# AVAILABLE RECORDS start
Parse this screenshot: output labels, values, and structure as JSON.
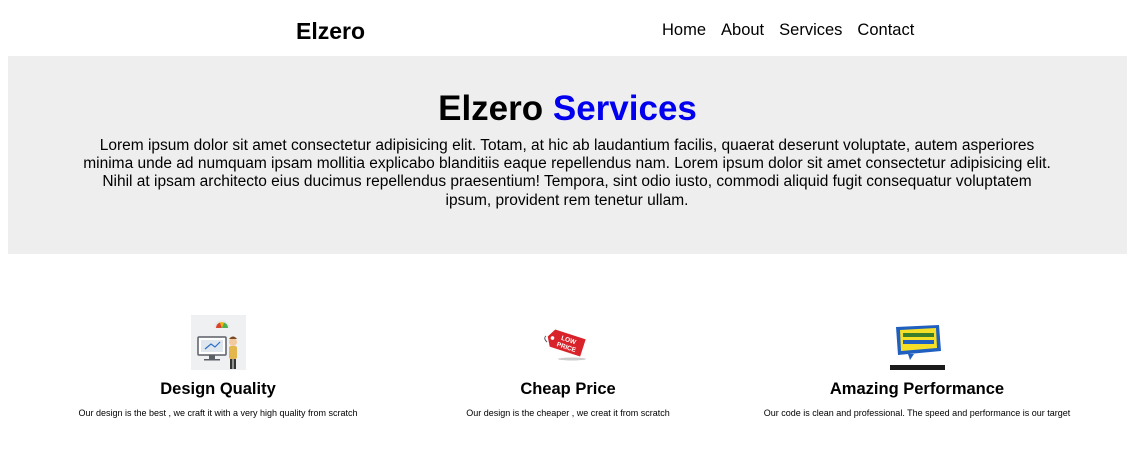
{
  "header": {
    "logo": "Elzero",
    "nav": [
      "Home",
      "About",
      "Services",
      "Contact"
    ]
  },
  "hero": {
    "title_main": "Elzero",
    "title_accent": "Services",
    "text": "Lorem ipsum dolor sit amet consectetur adipisicing elit. Totam, at hic ab laudantium facilis, quaerat deserunt voluptate, autem asperiores minima unde ad numquam ipsam mollitia explicabo blanditiis eaque repellendus nam. Lorem ipsum dolor sit amet consectetur adipisicing elit. Nihil at ipsam architecto eius ducimus repellendus praesentium! Tempora, sint odio iusto, commodi aliquid fugit consequatur voluptatem ipsum, provident rem tenetur ullam."
  },
  "features": [
    {
      "icon": "design-quality-icon",
      "title": "Design Quality",
      "text": "Our design is the best , we craft it with a very high quality from scratch"
    },
    {
      "icon": "low-price-tag-icon",
      "title": "Cheap Price",
      "text": "Our design is the cheaper , we creat it from scratch"
    },
    {
      "icon": "amazing-performance-icon",
      "title": "Amazing Performance",
      "text": "Our code is clean and professional. The speed and performance is our target"
    }
  ],
  "colors": {
    "accent": "#0000ee",
    "hero_background": "#eeeeee",
    "price_tag": "#d8232a"
  }
}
# AVAILABLE RECORDS end
JOB » Scan the records for the string "icon". Copy each line in which it appears.

EXERCISE OUTPUT »
      "icon": "design-quality-icon",
      "icon": "low-price-tag-icon",
      "icon": "amazing-performance-icon",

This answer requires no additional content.